_Data provided_:
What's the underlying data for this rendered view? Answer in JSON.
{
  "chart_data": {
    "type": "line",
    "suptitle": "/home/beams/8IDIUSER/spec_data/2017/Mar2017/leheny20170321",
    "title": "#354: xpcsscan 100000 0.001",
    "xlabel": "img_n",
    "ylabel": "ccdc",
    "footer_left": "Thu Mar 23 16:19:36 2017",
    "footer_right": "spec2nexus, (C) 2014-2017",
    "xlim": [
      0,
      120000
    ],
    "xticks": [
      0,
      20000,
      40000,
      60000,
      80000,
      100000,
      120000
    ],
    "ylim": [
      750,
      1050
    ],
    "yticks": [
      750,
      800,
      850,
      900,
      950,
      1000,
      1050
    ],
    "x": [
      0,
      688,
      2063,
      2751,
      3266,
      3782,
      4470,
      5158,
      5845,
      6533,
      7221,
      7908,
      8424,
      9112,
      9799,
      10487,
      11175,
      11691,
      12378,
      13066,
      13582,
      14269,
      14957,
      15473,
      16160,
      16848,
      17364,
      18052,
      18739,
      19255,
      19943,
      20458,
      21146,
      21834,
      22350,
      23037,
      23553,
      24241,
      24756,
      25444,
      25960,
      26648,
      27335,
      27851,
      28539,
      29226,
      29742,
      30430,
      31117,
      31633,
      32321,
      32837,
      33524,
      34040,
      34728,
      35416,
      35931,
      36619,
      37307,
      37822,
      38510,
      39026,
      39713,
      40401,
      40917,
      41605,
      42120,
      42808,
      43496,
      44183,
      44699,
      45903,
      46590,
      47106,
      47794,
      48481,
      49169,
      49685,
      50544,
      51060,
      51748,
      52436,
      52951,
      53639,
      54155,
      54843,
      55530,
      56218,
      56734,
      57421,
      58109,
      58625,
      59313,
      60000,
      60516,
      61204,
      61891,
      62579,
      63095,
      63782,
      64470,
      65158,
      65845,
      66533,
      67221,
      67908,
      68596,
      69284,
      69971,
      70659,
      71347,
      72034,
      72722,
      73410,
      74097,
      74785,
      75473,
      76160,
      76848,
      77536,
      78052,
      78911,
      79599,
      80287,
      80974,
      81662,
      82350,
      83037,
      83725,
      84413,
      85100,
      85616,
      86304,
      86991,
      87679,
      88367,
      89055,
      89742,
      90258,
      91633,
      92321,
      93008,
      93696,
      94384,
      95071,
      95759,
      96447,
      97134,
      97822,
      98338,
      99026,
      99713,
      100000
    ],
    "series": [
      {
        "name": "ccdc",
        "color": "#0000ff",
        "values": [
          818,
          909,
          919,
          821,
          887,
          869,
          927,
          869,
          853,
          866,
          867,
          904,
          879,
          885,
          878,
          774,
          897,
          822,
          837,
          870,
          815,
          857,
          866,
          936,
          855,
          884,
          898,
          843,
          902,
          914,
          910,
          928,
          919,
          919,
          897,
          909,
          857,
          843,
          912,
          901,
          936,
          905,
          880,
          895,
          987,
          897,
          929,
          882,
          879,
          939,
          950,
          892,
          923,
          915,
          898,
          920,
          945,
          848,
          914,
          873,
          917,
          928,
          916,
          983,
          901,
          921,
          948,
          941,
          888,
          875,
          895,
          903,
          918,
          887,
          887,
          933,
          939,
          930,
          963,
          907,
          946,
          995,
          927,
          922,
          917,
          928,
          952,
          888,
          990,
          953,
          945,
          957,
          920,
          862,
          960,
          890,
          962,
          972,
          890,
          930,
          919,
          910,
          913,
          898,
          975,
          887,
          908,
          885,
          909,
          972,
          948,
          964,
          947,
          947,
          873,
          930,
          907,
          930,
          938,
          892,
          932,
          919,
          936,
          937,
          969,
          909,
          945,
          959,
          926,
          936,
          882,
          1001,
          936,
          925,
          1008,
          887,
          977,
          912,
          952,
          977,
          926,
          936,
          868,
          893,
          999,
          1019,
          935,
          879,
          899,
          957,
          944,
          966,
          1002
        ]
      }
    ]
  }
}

_Task instructions_:
Transcribe the data. Leave every line exactly as it is.

_Completed task_:
What's the underlying data for this rendered view? Answer in JSON.
{
  "chart_data": {
    "type": "line",
    "suptitle": "/home/beams/8IDIUSER/spec_data/2017/Mar2017/leheny20170321",
    "title": "#354: xpcsscan 100000 0.001",
    "xlabel": "img_n",
    "ylabel": "ccdc",
    "footer_left": "Thu Mar 23 16:19:36 2017",
    "footer_right": "spec2nexus, (C) 2014-2017",
    "xlim": [
      0,
      120000
    ],
    "xticks": [
      0,
      20000,
      40000,
      60000,
      80000,
      100000,
      120000
    ],
    "ylim": [
      750,
      1050
    ],
    "yticks": [
      750,
      800,
      850,
      900,
      950,
      1000,
      1050
    ],
    "x": [
      0,
      688,
      2063,
      2751,
      3266,
      3782,
      4470,
      5158,
      5845,
      6533,
      7221,
      7908,
      8424,
      9112,
      9799,
      10487,
      11175,
      11691,
      12378,
      13066,
      13582,
      14269,
      14957,
      15473,
      16160,
      16848,
      17364,
      18052,
      18739,
      19255,
      19943,
      20458,
      21146,
      21834,
      22350,
      23037,
      23553,
      24241,
      24756,
      25444,
      25960,
      26648,
      27335,
      27851,
      28539,
      29226,
      29742,
      30430,
      31117,
      31633,
      32321,
      32837,
      33524,
      34040,
      34728,
      35416,
      35931,
      36619,
      37307,
      37822,
      38510,
      39026,
      39713,
      40401,
      40917,
      41605,
      42120,
      42808,
      43496,
      44183,
      44699,
      45903,
      46590,
      47106,
      47794,
      48481,
      49169,
      49685,
      50544,
      51060,
      51748,
      52436,
      52951,
      53639,
      54155,
      54843,
      55530,
      56218,
      56734,
      57421,
      58109,
      58625,
      59313,
      60000,
      60516,
      61204,
      61891,
      62579,
      63095,
      63782,
      64470,
      65158,
      65845,
      66533,
      67221,
      67908,
      68596,
      69284,
      69971,
      70659,
      71347,
      72034,
      72722,
      73410,
      74097,
      74785,
      75473,
      76160,
      76848,
      77536,
      78052,
      78911,
      79599,
      80287,
      80974,
      81662,
      82350,
      83037,
      83725,
      84413,
      85100,
      85616,
      86304,
      86991,
      87679,
      88367,
      89055,
      89742,
      90258,
      91633,
      92321,
      93008,
      93696,
      94384,
      95071,
      95759,
      96447,
      97134,
      97822,
      98338,
      99026,
      99713,
      100000
    ],
    "series": [
      {
        "name": "ccdc",
        "color": "#0000ff",
        "values": [
          818,
          909,
          919,
          821,
          887,
          869,
          927,
          869,
          853,
          866,
          867,
          904,
          879,
          885,
          878,
          774,
          897,
          822,
          837,
          870,
          815,
          857,
          866,
          936,
          855,
          884,
          898,
          843,
          902,
          914,
          910,
          928,
          919,
          919,
          897,
          909,
          857,
          843,
          912,
          901,
          936,
          905,
          880,
          895,
          987,
          897,
          929,
          882,
          879,
          939,
          950,
          892,
          923,
          915,
          898,
          920,
          945,
          848,
          914,
          873,
          917,
          928,
          916,
          983,
          901,
          921,
          948,
          941,
          888,
          875,
          895,
          903,
          918,
          887,
          887,
          933,
          939,
          930,
          963,
          907,
          946,
          995,
          927,
          922,
          917,
          928,
          952,
          888,
          990,
          953,
          945,
          957,
          920,
          862,
          960,
          890,
          962,
          972,
          890,
          930,
          919,
          910,
          913,
          898,
          975,
          887,
          908,
          885,
          909,
          972,
          948,
          964,
          947,
          947,
          873,
          930,
          907,
          930,
          938,
          892,
          932,
          919,
          936,
          937,
          969,
          909,
          945,
          959,
          926,
          936,
          882,
          1001,
          936,
          925,
          1008,
          887,
          977,
          912,
          952,
          977,
          926,
          936,
          868,
          893,
          999,
          1019,
          935,
          879,
          899,
          957,
          944,
          966,
          1002
        ]
      }
    ]
  }
}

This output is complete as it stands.